What to work on
Check every line of the material below for the string "Index", and return the ones that have it.

Material for the task

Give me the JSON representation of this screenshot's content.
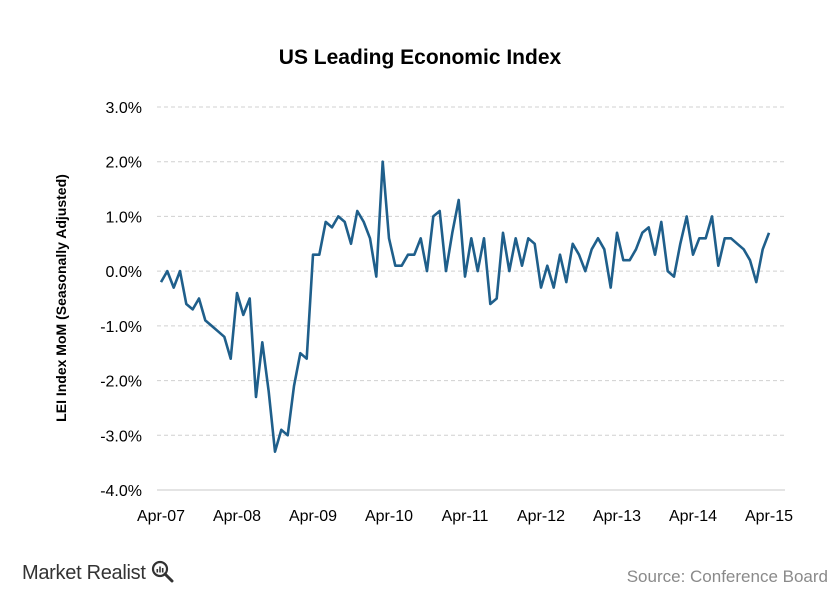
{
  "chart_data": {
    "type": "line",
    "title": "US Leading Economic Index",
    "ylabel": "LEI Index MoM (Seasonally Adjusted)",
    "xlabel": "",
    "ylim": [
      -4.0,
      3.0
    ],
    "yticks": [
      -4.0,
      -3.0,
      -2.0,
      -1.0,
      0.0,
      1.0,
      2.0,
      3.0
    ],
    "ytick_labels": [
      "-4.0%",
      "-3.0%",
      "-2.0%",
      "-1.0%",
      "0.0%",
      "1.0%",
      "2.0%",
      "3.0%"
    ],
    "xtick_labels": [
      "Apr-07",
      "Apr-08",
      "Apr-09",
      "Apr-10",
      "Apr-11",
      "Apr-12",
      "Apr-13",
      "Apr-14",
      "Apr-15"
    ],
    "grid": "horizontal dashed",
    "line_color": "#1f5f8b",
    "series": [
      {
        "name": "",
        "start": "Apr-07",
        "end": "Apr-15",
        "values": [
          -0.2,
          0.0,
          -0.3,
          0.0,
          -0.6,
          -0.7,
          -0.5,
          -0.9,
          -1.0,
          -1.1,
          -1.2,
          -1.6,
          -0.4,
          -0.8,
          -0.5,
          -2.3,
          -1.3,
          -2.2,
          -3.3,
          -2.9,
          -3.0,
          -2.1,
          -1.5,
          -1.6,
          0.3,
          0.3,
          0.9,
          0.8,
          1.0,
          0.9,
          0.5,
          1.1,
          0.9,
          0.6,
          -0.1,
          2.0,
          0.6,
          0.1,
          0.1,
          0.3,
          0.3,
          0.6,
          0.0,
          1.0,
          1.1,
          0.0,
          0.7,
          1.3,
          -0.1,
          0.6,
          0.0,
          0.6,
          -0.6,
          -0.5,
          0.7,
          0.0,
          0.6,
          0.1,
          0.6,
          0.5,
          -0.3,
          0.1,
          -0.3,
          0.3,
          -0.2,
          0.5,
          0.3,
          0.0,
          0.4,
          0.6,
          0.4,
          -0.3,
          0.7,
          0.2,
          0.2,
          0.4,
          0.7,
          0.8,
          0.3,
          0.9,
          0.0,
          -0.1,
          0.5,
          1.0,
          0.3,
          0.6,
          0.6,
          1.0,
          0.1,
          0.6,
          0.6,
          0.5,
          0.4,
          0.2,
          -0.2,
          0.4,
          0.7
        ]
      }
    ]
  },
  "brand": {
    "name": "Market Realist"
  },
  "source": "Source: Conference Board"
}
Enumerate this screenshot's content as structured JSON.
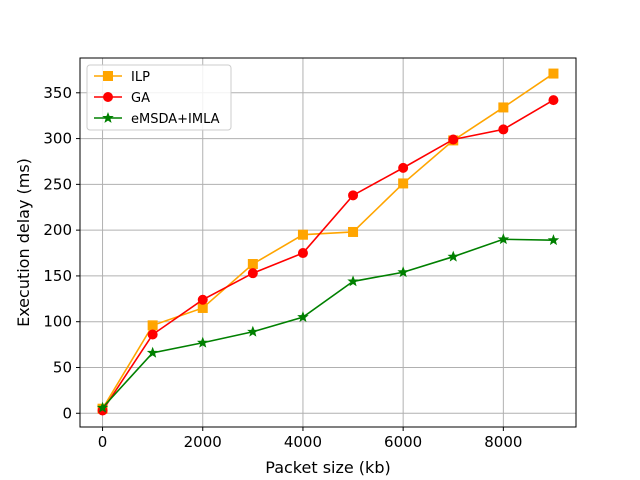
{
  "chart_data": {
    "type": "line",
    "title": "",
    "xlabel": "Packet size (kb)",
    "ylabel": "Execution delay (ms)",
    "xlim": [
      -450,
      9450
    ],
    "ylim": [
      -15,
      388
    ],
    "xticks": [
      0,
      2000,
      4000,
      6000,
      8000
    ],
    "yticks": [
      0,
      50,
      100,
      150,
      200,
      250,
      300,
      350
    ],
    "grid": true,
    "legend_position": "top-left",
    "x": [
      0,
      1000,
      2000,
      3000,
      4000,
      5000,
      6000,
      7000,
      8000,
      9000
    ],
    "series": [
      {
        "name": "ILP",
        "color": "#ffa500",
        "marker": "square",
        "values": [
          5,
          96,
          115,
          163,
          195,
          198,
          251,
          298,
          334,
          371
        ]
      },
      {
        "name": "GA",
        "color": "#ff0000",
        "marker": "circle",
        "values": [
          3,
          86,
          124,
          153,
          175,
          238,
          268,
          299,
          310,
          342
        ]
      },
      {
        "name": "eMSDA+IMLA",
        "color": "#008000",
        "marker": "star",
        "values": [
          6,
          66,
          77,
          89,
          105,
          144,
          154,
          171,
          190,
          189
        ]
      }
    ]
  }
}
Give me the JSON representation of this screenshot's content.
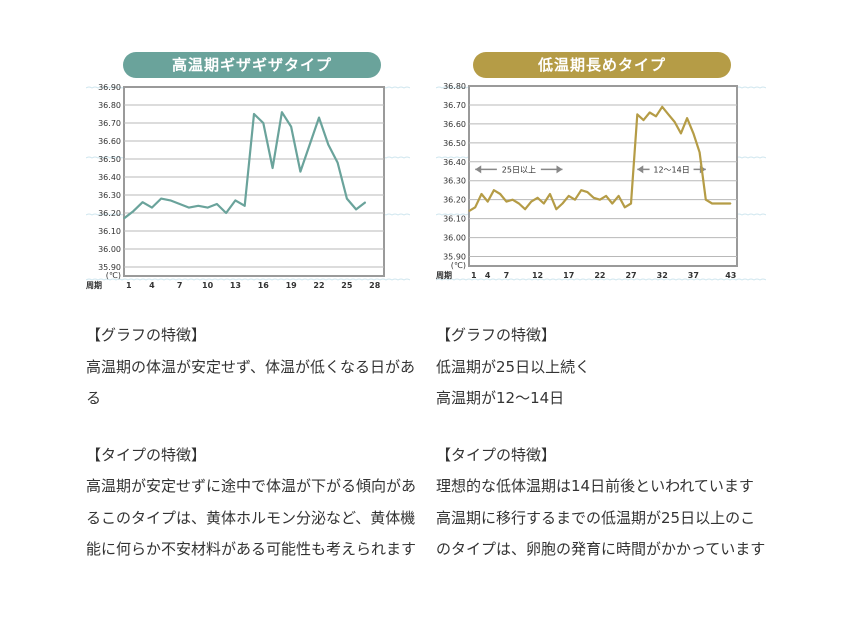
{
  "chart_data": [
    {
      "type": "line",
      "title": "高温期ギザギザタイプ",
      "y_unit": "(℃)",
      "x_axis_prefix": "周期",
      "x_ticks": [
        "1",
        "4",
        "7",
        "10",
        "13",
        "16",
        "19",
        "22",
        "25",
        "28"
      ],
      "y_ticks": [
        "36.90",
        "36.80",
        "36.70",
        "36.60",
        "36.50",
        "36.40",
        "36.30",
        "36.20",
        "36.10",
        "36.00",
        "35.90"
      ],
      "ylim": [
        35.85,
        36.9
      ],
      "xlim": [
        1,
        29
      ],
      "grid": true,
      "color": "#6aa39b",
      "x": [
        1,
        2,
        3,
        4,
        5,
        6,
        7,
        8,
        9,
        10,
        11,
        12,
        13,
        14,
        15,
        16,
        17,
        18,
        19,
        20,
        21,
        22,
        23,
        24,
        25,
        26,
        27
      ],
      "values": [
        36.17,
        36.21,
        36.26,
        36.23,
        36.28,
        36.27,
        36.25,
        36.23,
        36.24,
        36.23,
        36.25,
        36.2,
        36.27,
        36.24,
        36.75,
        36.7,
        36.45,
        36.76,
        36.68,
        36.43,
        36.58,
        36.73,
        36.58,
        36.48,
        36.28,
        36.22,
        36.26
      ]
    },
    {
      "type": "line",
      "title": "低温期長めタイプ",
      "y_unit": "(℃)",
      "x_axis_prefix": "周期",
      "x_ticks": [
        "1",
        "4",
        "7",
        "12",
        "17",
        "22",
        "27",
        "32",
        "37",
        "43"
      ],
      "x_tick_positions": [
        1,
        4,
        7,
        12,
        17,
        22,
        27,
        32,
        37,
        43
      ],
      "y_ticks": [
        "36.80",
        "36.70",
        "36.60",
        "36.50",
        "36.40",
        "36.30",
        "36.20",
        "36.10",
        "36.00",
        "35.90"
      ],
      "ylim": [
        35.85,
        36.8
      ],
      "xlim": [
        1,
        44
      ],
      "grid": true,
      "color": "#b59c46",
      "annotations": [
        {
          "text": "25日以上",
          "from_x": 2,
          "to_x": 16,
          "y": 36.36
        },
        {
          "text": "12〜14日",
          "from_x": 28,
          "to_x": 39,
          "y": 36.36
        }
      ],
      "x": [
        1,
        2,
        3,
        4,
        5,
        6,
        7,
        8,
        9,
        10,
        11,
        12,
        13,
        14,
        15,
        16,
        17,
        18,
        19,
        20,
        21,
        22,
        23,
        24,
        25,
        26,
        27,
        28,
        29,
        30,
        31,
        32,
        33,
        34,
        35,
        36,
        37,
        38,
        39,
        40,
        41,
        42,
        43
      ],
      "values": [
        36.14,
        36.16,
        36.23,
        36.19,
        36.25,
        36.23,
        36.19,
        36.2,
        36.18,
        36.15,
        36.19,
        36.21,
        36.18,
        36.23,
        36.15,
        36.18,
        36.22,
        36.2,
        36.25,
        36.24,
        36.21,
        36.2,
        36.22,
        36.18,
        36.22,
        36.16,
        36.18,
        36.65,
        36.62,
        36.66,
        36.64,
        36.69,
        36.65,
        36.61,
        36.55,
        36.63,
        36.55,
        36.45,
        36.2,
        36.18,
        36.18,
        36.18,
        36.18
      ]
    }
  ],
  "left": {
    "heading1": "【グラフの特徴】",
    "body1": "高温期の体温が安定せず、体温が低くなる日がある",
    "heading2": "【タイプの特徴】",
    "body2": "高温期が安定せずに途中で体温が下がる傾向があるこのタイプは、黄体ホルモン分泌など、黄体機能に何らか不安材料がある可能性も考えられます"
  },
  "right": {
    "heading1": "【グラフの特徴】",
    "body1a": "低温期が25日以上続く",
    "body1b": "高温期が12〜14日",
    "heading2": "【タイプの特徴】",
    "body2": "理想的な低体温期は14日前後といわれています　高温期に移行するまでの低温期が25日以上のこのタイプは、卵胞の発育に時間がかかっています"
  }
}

--

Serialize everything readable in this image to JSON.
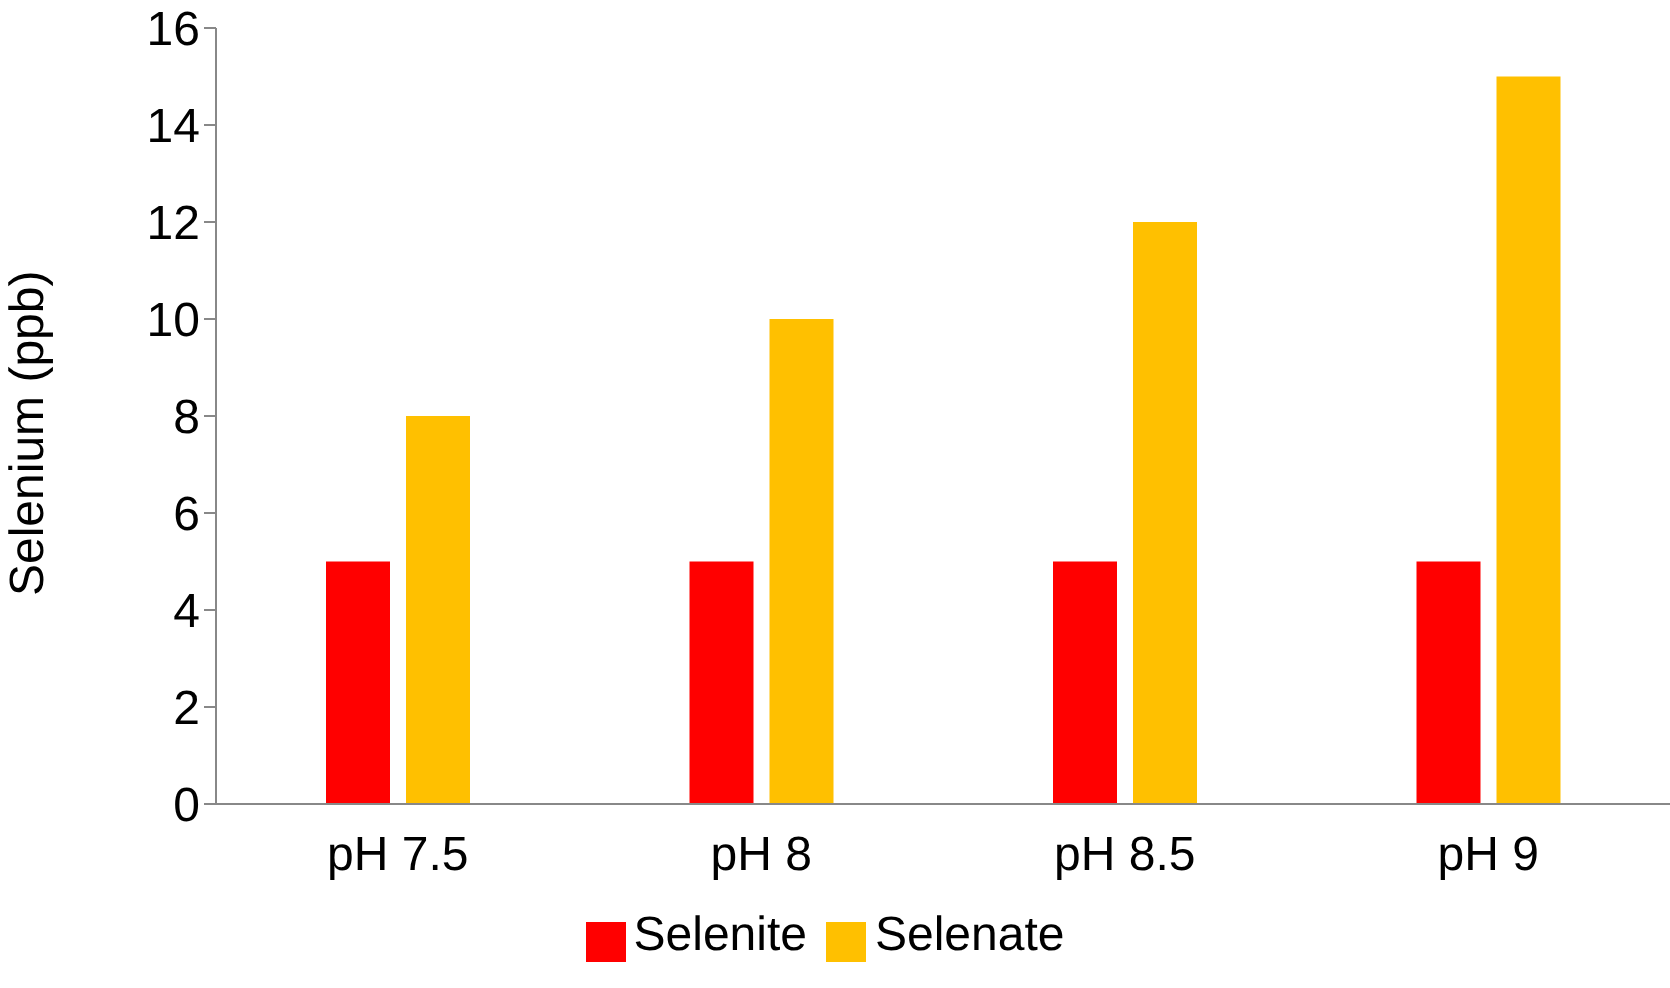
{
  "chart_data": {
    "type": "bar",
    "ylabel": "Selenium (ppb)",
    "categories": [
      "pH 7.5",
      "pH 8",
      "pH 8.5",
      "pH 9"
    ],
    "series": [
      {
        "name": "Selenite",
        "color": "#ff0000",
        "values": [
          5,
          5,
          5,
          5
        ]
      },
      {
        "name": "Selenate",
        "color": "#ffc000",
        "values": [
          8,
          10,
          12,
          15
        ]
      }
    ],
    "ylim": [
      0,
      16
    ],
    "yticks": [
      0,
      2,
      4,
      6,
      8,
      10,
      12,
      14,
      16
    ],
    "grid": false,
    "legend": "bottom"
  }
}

Output of the task
    "title": "US Leading Economic Index",
    "ylabel": "LEI Index MoM (Seasonally Adjusted)",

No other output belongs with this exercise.